__Given request__. Select the lines that hold the word "Computer" and copy each one.

▬▬▬▬▬▬

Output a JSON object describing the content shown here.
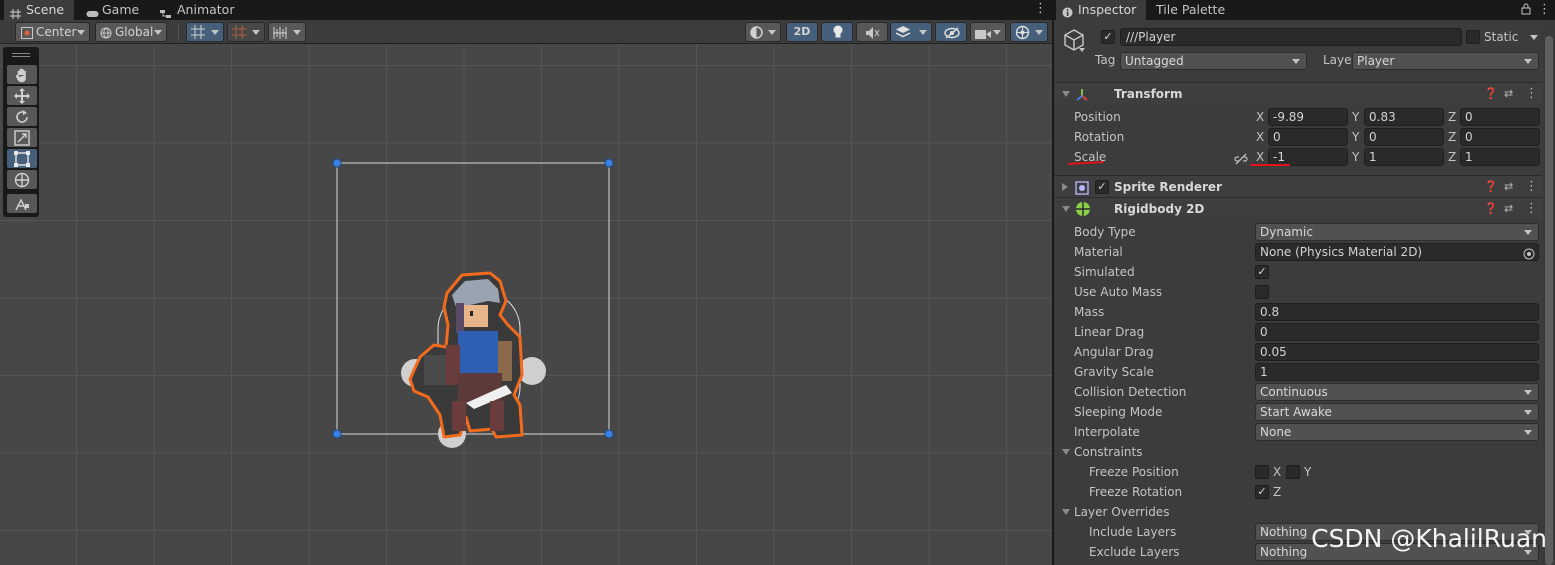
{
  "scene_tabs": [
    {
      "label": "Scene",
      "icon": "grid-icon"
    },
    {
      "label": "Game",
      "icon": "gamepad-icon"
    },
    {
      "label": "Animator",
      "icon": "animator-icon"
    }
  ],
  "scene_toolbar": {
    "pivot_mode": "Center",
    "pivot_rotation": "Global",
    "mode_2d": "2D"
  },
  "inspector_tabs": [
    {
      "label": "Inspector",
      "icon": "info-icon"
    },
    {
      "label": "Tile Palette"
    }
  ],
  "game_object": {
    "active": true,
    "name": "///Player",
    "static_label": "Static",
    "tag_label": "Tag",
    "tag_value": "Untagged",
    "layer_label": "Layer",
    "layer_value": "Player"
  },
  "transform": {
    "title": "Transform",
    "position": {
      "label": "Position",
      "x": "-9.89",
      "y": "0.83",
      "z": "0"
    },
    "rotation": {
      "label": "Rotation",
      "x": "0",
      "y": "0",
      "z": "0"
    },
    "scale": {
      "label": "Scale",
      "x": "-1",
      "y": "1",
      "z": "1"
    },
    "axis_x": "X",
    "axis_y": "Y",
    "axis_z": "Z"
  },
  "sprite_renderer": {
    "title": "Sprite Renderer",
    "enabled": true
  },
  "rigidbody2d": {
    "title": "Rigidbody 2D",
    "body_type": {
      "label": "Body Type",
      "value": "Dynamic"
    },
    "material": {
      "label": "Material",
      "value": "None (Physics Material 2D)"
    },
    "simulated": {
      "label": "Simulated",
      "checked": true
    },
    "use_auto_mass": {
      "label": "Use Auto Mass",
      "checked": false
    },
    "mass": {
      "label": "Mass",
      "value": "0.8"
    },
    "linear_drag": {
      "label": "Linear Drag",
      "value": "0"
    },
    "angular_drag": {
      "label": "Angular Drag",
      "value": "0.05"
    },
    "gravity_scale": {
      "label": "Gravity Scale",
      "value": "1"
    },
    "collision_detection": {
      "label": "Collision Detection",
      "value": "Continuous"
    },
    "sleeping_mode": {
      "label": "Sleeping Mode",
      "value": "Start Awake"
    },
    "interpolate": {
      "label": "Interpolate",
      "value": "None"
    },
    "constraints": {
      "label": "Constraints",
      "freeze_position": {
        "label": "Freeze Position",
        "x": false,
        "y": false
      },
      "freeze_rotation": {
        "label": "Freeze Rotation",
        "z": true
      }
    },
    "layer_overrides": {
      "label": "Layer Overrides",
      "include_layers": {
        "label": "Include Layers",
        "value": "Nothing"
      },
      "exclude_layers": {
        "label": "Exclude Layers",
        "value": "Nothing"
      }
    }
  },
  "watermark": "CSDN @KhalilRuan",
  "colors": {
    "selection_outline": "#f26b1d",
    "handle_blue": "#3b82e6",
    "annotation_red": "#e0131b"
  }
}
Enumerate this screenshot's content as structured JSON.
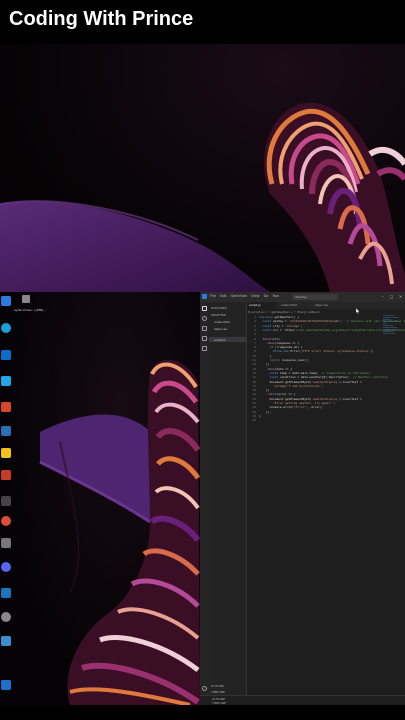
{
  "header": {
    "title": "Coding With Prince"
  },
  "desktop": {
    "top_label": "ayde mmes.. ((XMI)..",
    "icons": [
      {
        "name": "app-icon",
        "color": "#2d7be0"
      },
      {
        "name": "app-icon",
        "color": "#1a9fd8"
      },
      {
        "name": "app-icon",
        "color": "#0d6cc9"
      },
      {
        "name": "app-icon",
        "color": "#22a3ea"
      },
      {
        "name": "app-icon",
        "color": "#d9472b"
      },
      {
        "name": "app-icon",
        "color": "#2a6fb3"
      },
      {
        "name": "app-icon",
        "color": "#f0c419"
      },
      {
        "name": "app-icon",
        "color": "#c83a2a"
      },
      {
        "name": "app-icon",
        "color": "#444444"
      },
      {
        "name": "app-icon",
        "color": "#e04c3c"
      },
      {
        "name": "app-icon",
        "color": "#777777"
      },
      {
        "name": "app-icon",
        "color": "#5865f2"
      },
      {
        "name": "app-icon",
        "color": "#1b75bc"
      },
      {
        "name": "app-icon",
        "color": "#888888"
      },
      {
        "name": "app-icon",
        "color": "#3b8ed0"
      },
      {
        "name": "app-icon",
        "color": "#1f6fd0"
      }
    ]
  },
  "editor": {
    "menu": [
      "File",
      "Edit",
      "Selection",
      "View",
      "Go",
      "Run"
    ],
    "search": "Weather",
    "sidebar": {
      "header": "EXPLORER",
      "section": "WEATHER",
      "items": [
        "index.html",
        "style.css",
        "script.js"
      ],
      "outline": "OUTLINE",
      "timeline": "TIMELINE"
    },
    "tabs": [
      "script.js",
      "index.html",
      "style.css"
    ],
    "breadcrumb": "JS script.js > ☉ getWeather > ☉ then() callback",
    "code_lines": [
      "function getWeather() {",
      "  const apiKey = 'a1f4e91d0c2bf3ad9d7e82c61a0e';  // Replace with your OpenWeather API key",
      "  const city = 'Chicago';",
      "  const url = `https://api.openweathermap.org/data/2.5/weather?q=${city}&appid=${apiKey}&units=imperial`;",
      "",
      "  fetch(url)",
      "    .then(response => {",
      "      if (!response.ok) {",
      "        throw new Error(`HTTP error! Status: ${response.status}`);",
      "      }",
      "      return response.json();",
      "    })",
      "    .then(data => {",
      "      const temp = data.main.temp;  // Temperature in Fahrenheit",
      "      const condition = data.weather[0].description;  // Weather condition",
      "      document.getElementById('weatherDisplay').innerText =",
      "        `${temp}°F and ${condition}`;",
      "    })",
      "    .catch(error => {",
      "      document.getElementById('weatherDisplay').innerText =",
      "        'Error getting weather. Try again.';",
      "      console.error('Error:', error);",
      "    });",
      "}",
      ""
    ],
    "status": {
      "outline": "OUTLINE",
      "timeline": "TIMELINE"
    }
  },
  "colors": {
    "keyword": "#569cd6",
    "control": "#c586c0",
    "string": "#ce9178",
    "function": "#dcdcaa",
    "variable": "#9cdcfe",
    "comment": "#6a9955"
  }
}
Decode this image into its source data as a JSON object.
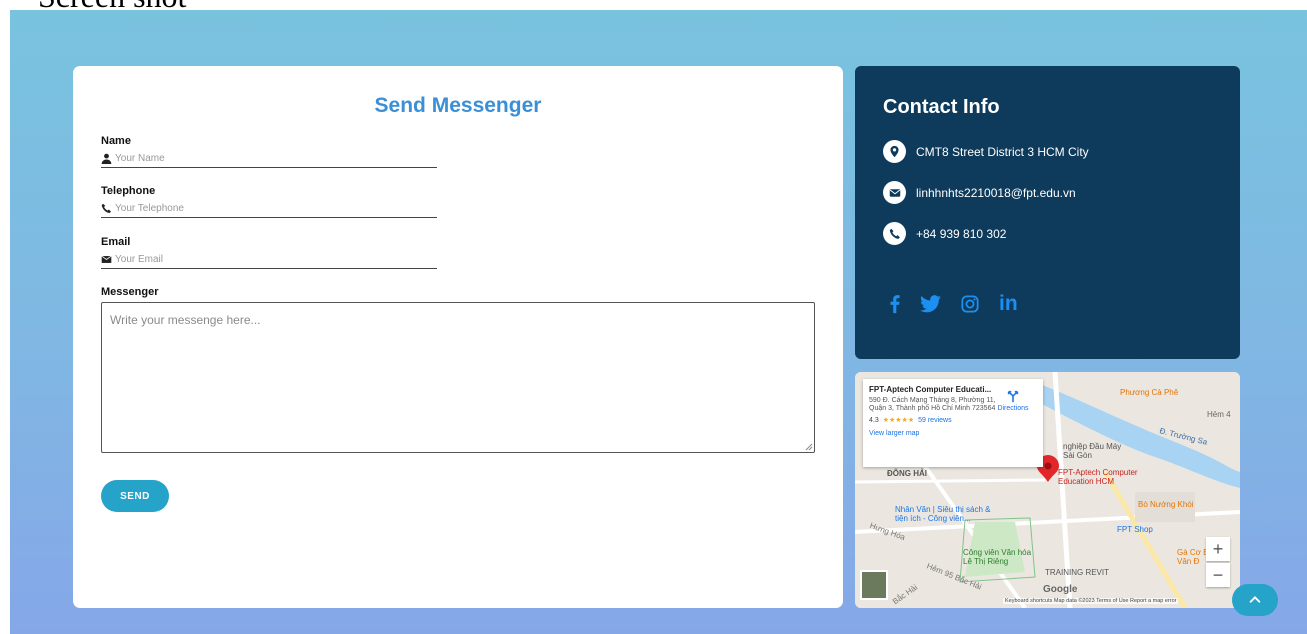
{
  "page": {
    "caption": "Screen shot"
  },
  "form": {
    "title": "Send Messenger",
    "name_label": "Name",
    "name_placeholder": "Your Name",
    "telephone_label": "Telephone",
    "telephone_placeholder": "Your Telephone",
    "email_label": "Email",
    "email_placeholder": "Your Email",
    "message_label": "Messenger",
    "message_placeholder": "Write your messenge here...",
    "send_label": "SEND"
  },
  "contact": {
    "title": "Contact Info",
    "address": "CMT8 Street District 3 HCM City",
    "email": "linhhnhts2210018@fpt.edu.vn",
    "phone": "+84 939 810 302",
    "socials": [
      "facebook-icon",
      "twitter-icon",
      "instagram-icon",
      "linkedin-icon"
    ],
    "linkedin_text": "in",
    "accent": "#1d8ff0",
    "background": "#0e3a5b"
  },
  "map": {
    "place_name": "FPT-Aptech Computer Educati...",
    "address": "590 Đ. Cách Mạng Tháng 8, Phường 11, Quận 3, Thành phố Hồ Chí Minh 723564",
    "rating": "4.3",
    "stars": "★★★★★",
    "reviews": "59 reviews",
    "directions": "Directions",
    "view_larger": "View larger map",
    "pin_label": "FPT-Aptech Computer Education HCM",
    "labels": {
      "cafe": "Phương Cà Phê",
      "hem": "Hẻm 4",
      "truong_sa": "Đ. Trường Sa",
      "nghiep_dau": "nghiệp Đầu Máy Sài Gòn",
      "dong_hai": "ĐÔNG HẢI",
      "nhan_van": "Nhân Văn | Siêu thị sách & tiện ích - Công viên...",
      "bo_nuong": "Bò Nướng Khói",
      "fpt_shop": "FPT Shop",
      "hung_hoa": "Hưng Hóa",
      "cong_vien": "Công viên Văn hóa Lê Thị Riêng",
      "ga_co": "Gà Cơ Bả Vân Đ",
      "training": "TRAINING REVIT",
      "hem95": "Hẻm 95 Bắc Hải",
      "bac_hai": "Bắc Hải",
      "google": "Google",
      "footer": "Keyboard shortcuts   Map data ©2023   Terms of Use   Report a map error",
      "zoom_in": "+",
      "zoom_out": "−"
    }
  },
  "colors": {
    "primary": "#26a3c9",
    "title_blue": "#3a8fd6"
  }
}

▬▬▬▬▬▬

__Answer__.
    "place_name": "FPT-Aptech Computer Educati...",
    "pin_label": "FPT-Aptech Computer Education HCM",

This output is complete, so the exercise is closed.